--- Begin Data for this task ---

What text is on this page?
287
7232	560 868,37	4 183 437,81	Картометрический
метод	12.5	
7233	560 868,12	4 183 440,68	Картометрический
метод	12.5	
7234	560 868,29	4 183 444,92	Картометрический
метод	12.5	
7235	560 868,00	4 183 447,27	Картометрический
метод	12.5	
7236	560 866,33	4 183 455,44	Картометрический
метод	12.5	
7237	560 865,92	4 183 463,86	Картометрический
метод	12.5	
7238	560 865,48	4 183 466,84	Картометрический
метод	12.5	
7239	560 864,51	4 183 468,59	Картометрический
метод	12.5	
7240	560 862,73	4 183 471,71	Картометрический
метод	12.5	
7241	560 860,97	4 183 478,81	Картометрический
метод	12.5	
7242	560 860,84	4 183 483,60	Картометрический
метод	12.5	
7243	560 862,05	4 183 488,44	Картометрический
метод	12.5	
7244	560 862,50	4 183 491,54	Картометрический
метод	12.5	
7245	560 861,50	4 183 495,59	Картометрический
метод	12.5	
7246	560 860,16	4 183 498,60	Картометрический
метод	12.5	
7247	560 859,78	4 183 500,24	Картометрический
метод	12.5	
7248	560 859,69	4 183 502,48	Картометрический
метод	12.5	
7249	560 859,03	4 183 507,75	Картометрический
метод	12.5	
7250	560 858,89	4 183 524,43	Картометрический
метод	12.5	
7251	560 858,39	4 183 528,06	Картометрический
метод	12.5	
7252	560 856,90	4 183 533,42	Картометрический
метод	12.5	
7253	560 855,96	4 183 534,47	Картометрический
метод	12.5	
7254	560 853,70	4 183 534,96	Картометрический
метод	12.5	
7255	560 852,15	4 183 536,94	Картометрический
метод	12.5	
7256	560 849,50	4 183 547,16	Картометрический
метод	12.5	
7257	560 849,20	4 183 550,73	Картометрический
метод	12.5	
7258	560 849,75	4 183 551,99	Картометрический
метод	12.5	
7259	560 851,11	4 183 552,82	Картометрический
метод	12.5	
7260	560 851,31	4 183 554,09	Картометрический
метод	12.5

--- End Data for this task ---

# Work instructions
Write out every entry above, word for word.

# Response to the task
What text is on this page?
287
7232	560 868,37	4 183 437,81	Картометрический
метод	12.5	
7233	560 868,12	4 183 440,68	Картометрический
метод	12.5	
7234	560 868,29	4 183 444,92	Картометрический
метод	12.5	
7235	560 868,00	4 183 447,27	Картометрический
метод	12.5	
7236	560 866,33	4 183 455,44	Картометрический
метод	12.5	
7237	560 865,92	4 183 463,86	Картометрический
метод	12.5	
7238	560 865,48	4 183 466,84	Картометрический
метод	12.5	
7239	560 864,51	4 183 468,59	Картометрический
метод	12.5	
7240	560 862,73	4 183 471,71	Картометрический
метод	12.5	
7241	560 860,97	4 183 478,81	Картометрический
метод	12.5	
7242	560 860,84	4 183 483,60	Картометрический
метод	12.5	
7243	560 862,05	4 183 488,44	Картометрический
метод	12.5	
7244	560 862,50	4 183 491,54	Картометрический
метод	12.5	
7245	560 861,50	4 183 495,59	Картометрический
метод	12.5	
7246	560 860,16	4 183 498,60	Картометрический
метод	12.5	
7247	560 859,78	4 183 500,24	Картометрический
метод	12.5	
7248	560 859,69	4 183 502,48	Картометрический
метод	12.5	
7249	560 859,03	4 183 507,75	Картометрический
метод	12.5	
7250	560 858,89	4 183 524,43	Картометрический
метод	12.5	
7251	560 858,39	4 183 528,06	Картометрический
метод	12.5	
7252	560 856,90	4 183 533,42	Картометрический
метод	12.5	
7253	560 855,96	4 183 534,47	Картометрический
метод	12.5	
7254	560 853,70	4 183 534,96	Картометрический
метод	12.5	
7255	560 852,15	4 183 536,94	Картометрический
метод	12.5	
7256	560 849,50	4 183 547,16	Картометрический
метод	12.5	
7257	560 849,20	4 183 550,73	Картометрический
метод	12.5	
7258	560 849,75	4 183 551,99	Картометрический
метод	12.5	
7259	560 851,11	4 183 552,82	Картометрический
метод	12.5	
7260	560 851,31	4 183 554,09	Картометрический
метод	12.5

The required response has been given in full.